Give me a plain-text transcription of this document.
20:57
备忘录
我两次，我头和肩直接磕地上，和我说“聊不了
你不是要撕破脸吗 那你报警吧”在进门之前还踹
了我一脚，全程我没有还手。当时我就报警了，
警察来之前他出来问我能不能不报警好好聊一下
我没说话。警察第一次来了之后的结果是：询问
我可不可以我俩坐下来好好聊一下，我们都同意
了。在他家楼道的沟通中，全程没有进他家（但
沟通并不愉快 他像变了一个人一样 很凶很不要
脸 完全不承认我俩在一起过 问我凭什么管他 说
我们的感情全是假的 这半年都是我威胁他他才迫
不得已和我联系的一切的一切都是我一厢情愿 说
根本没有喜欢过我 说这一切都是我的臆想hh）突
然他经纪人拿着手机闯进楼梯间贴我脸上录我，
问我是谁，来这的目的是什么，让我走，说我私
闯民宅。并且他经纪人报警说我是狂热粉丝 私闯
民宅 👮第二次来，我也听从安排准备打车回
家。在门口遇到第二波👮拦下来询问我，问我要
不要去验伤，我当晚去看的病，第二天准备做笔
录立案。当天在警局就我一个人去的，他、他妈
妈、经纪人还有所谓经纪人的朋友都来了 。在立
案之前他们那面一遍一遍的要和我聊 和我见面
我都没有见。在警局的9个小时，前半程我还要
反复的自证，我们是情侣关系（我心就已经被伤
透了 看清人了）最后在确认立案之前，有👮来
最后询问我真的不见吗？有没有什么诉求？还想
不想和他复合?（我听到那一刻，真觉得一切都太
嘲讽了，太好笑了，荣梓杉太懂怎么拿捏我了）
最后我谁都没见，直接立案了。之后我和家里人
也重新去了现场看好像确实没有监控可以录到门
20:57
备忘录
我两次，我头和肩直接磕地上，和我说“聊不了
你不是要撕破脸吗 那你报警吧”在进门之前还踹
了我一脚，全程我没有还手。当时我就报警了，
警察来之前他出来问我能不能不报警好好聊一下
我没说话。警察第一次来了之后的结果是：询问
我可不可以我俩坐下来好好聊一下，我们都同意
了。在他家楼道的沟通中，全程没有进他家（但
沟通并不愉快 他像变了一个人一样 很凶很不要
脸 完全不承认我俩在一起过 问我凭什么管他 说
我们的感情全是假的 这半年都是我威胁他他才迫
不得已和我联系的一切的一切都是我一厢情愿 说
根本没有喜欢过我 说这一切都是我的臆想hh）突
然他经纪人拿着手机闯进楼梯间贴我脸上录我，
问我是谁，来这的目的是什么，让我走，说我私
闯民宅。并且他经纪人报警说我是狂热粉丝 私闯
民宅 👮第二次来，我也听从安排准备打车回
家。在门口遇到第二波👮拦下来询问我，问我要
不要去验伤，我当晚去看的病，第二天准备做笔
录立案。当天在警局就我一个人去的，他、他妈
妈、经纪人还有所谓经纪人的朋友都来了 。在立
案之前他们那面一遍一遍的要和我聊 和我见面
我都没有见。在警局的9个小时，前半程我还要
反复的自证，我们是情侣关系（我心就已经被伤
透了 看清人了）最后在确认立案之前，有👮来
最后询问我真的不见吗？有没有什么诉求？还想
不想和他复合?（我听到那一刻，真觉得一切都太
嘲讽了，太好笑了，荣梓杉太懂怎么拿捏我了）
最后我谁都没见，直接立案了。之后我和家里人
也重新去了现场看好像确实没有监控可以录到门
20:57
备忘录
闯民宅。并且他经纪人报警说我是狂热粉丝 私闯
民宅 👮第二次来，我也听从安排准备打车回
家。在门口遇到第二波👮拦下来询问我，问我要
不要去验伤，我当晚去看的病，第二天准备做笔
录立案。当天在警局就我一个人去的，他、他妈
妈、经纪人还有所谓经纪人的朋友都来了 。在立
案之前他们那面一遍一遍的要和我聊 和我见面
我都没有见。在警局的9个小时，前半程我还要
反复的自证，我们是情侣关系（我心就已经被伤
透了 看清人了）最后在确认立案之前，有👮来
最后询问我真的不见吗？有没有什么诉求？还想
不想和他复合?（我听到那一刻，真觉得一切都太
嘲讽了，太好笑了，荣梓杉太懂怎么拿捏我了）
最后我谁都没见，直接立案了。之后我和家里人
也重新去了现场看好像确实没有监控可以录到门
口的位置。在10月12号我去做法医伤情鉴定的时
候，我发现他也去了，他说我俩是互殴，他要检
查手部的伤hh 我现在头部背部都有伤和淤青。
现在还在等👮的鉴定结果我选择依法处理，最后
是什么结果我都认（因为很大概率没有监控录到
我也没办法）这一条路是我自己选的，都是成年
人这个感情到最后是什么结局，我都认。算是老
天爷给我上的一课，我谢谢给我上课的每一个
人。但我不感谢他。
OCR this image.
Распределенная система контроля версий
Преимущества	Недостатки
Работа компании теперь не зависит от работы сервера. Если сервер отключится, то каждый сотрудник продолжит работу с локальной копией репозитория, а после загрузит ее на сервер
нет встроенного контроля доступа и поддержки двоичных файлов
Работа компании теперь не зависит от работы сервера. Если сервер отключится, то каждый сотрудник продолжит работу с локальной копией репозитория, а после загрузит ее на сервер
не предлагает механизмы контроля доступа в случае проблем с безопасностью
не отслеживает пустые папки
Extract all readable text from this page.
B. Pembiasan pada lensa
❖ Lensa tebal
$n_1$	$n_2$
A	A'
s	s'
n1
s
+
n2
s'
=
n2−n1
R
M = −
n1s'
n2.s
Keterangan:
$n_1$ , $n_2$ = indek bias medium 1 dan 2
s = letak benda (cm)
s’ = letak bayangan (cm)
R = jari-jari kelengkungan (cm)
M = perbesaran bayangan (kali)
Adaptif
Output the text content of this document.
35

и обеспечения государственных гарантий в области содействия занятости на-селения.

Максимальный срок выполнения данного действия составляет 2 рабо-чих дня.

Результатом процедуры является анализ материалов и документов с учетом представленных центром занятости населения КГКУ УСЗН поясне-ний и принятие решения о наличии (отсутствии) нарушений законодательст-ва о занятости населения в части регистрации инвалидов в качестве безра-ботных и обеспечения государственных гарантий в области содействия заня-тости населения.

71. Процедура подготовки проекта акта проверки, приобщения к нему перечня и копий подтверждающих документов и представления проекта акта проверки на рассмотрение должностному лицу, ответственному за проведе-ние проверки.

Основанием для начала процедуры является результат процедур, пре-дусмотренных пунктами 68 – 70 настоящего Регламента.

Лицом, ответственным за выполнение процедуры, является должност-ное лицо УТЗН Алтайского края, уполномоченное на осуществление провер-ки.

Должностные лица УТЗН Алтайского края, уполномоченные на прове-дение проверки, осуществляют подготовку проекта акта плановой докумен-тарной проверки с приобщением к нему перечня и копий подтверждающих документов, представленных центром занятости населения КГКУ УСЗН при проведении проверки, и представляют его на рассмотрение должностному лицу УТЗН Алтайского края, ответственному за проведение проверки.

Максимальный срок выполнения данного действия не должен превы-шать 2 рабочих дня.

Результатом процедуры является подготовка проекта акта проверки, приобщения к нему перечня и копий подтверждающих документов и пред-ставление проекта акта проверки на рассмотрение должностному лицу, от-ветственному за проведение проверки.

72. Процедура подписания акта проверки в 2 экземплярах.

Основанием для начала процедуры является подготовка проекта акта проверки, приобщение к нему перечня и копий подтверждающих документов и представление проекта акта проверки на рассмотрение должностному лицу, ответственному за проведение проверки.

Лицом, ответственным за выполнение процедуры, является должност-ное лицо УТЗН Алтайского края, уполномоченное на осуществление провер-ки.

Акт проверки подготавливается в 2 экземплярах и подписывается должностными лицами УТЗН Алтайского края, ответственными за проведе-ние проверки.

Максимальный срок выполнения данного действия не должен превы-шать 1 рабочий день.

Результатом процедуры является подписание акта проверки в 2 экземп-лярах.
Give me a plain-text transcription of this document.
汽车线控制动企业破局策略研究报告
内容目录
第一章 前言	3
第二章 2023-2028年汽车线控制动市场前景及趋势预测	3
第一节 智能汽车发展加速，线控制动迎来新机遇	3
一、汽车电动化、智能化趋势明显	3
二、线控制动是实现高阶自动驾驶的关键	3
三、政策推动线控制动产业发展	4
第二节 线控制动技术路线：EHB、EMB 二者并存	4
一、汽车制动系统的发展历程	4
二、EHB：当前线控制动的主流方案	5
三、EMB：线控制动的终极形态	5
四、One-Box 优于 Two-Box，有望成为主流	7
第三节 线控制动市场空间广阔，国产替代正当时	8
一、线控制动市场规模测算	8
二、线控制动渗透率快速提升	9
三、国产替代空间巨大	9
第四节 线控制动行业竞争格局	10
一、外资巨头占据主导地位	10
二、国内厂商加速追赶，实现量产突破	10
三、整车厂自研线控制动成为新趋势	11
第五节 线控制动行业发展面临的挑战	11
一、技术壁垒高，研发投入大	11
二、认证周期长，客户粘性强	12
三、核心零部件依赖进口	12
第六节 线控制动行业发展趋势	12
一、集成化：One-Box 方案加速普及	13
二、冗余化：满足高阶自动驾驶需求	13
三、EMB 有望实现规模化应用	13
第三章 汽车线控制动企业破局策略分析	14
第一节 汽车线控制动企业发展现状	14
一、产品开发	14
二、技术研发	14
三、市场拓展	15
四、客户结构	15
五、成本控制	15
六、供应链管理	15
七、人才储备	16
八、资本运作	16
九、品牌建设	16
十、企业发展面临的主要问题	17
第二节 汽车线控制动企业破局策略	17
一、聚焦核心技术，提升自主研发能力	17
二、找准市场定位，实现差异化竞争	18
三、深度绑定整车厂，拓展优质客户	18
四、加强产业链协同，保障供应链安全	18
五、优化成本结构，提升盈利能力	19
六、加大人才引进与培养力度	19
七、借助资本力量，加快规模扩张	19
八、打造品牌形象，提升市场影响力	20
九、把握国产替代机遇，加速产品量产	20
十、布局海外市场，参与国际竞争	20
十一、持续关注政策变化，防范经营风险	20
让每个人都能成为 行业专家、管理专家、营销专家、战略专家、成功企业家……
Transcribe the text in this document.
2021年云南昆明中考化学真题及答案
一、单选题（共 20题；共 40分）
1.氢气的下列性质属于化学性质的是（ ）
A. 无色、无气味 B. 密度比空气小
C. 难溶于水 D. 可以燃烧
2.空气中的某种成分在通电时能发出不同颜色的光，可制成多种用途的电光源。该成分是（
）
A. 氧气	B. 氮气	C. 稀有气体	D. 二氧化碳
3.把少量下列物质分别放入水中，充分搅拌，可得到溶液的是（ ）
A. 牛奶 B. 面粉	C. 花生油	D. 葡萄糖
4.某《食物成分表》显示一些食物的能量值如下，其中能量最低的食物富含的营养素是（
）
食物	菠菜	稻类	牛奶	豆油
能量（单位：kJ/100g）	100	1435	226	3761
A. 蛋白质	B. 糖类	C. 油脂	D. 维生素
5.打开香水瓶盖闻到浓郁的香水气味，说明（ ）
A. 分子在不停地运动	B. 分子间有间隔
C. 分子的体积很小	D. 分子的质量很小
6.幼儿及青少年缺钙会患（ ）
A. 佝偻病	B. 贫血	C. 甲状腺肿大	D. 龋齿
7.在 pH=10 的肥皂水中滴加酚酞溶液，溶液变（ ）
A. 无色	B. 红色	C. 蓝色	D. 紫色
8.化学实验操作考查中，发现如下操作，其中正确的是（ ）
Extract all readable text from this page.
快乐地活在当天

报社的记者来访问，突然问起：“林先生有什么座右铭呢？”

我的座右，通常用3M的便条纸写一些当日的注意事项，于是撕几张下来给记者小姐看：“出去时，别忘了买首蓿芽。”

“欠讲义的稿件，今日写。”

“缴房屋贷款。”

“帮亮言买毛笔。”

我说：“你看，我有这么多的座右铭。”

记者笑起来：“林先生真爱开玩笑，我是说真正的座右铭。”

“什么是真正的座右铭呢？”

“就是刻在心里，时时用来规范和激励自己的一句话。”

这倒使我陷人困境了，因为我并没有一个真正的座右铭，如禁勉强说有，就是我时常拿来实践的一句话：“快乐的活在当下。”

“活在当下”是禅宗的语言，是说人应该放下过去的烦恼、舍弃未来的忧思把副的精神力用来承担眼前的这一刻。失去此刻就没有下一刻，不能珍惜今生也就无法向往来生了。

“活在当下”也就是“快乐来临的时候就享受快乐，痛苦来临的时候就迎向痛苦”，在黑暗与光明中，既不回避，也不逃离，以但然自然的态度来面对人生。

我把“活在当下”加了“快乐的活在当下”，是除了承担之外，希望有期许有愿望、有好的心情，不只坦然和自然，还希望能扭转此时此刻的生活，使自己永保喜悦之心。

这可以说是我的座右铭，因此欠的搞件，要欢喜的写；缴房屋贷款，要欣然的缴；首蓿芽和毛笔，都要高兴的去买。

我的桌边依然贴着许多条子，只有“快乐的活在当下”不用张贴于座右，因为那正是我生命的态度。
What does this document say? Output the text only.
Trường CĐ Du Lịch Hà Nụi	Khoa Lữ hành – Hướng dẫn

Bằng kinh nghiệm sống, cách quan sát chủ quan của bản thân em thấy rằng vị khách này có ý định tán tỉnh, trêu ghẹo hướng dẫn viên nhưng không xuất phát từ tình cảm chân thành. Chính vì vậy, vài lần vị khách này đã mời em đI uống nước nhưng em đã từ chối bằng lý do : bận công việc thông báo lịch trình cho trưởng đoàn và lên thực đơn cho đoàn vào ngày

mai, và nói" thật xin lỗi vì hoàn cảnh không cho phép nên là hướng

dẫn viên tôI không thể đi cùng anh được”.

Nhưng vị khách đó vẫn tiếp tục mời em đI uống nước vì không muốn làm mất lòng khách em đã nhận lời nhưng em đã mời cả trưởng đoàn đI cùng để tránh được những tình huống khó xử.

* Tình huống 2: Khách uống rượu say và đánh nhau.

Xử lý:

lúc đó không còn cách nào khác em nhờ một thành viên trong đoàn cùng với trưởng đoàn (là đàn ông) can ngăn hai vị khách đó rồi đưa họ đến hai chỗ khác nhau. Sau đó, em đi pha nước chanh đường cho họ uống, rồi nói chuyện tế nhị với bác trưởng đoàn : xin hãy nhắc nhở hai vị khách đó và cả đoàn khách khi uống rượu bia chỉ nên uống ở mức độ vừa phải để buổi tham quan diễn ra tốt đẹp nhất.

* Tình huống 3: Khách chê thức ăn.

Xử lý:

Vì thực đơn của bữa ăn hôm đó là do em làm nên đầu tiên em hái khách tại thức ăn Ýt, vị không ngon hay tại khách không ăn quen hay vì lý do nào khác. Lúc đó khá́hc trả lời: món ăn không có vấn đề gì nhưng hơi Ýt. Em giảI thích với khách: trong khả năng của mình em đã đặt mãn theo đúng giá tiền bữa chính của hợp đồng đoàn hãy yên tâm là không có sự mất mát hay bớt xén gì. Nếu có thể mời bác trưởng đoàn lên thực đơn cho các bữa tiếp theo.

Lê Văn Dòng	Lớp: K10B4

> [Aim of the exercise]: Locate the line with "What does this" in the entries above; extract it and every line after it, verbatim.

> [Output for this exercise]:
What does this document say? Output the text only.
Trường CĐ Du Lịch Hà Nụi	Khoa Lữ hành – Hướng dẫn

Bằng kinh nghiệm sống, cách quan sát chủ quan của bản thân em thấy rằng vị khách này có ý định tán tỉnh, trêu ghẹo hướng dẫn viên nhưng không xuất phát từ tình cảm chân thành. Chính vì vậy, vài lần vị khách này đã mời em đI uống nước nhưng em đã từ chối bằng lý do : bận công việc thông báo lịch trình cho trưởng đoàn và lên thực đơn cho đoàn vào ngày

mai, và nói" thật xin lỗi vì hoàn cảnh không cho phép nên là hướng

dẫn viên tôI không thể đi cùng anh được”.

Nhưng vị khách đó vẫn tiếp tục mời em đI uống nước vì không muốn làm mất lòng khách em đã nhận lời nhưng em đã mời cả trưởng đoàn đI cùng để tránh được những tình huống khó xử.

* Tình huống 2: Khách uống rượu say và đánh nhau.

Xử lý:

lúc đó không còn cách nào khác em nhờ một thành viên trong đoàn cùng với trưởng đoàn (là đàn ông) can ngăn hai vị khách đó rồi đưa họ đến hai chỗ khác nhau. Sau đó, em đi pha nước chanh đường cho họ uống, rồi nói chuyện tế nhị với bác trưởng đoàn : xin hãy nhắc nhở hai vị khách đó và cả đoàn khách khi uống rượu bia chỉ nên uống ở mức độ vừa phải để buổi tham quan diễn ra tốt đẹp nhất.

* Tình huống 3: Khách chê thức ăn.

Xử lý:

Vì thực đơn của bữa ăn hôm đó là do em làm nên đầu tiên em hái khách tại thức ăn Ýt, vị không ngon hay tại khách không ăn quen hay vì lý do nào khác. Lúc đó khá́hc trả lời: món ăn không có vấn đề gì nhưng hơi Ýt. Em giảI thích với khách: trong khả năng của mình em đã đặt mãn theo đúng giá tiền bữa chính của hợp đồng đoàn hãy yên tâm là không có sự mất mát hay bớt xén gì. Nếu có thể mời bác trưởng đoàn lên thực đơn cho các bữa tiếp theo.

Lê Văn Dòng	Lớp: K10B4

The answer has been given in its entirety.